── Information provided ──

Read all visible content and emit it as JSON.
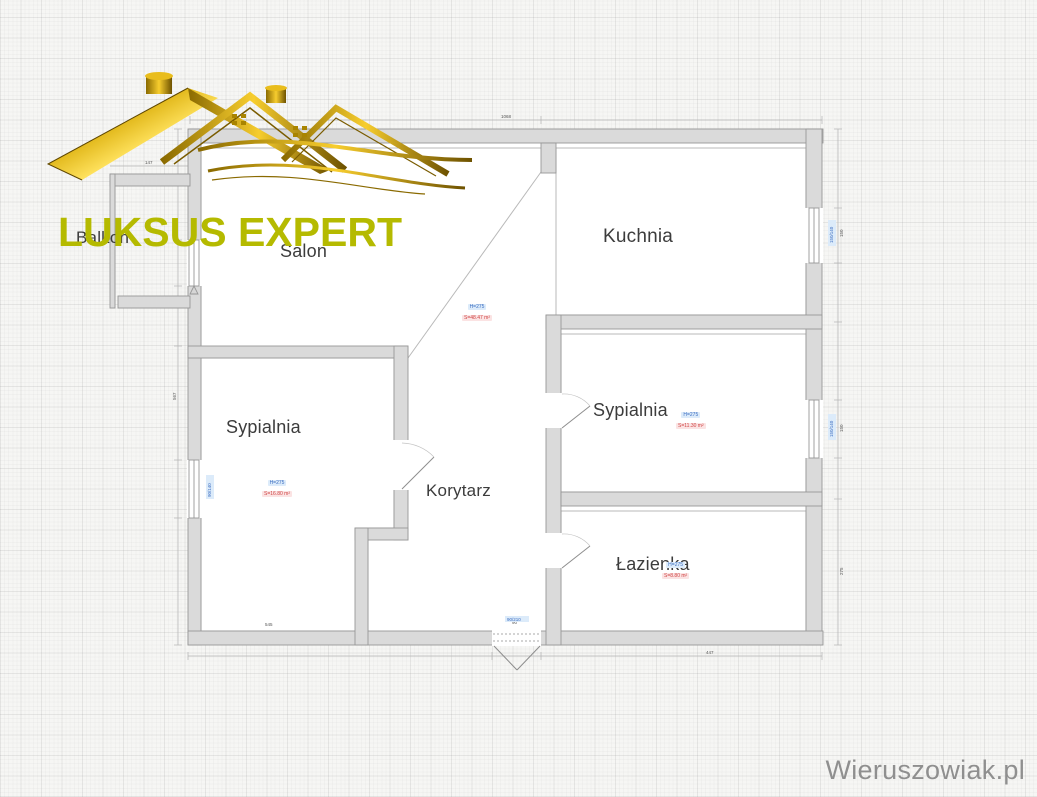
{
  "branding": {
    "logo_text": "LUKSUS EXPERT",
    "logo_color": "#b5ba00",
    "watermark": "Wieruszowiak.pl",
    "watermark_color": "#8f8f8f"
  },
  "plan": {
    "rooms": {
      "balkon": {
        "label": "Balkon"
      },
      "salon": {
        "label": "Salon",
        "height": "H=275",
        "area": "S=48.47 m²"
      },
      "kuchnia": {
        "label": "Kuchnia"
      },
      "sypialnia_left": {
        "label": "Sypialnia",
        "height": "H=275",
        "area": "S=16.80 m²"
      },
      "sypialnia_right": {
        "label": "Sypialnia",
        "height": "H=275",
        "area": "S=11.30 m²"
      },
      "korytarz": {
        "label": "Korytarz"
      },
      "lazienka": {
        "label": "Łazienka",
        "height": "H=275",
        "area": "S=8.80 m²"
      }
    },
    "annotation_colors": {
      "height_text": "#3a6cc0",
      "area_text": "#cf4545"
    },
    "dimensions": {
      "top": "1068",
      "balkon_top": "147",
      "bottom_left": "545",
      "bottom_right": "447",
      "entry_width": "90",
      "right_upper": "150",
      "right_lower": "150",
      "right_bottom": "275",
      "left_side": "567",
      "win_right_upper": "150/140",
      "win_right_lower": "150/140",
      "win_left": "90/140",
      "door_entry": "90/210"
    }
  }
}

───

### Exercise prompt
Reproduce the entries above word for word. Pictures stay out.

### Output of the exercise
Read all visible content and emit it as JSON.
{
  "branding": {
    "logo_text": "LUKSUS EXPERT",
    "logo_color": "#b5ba00",
    "watermark": "Wieruszowiak.pl",
    "watermark_color": "#8f8f8f"
  },
  "plan": {
    "rooms": {
      "balkon": {
        "label": "Balkon"
      },
      "salon": {
        "label": "Salon",
        "height": "H=275",
        "area": "S=48.47 m²"
      },
      "kuchnia": {
        "label": "Kuchnia"
      },
      "sypialnia_left": {
        "label": "Sypialnia",
        "height": "H=275",
        "area": "S=16.80 m²"
      },
      "sypialnia_right": {
        "label": "Sypialnia",
        "height": "H=275",
        "area": "S=11.30 m²"
      },
      "korytarz": {
        "label": "Korytarz"
      },
      "lazienka": {
        "label": "Łazienka",
        "height": "H=275",
        "area": "S=8.80 m²"
      }
    },
    "annotation_colors": {
      "height_text": "#3a6cc0",
      "area_text": "#cf4545"
    },
    "dimensions": {
      "top": "1068",
      "balkon_top": "147",
      "bottom_left": "545",
      "bottom_right": "447",
      "entry_width": "90",
      "right_upper": "150",
      "right_lower": "150",
      "right_bottom": "275",
      "left_side": "567",
      "win_right_upper": "150/140",
      "win_right_lower": "150/140",
      "win_left": "90/140",
      "door_entry": "90/210"
    }
  }
}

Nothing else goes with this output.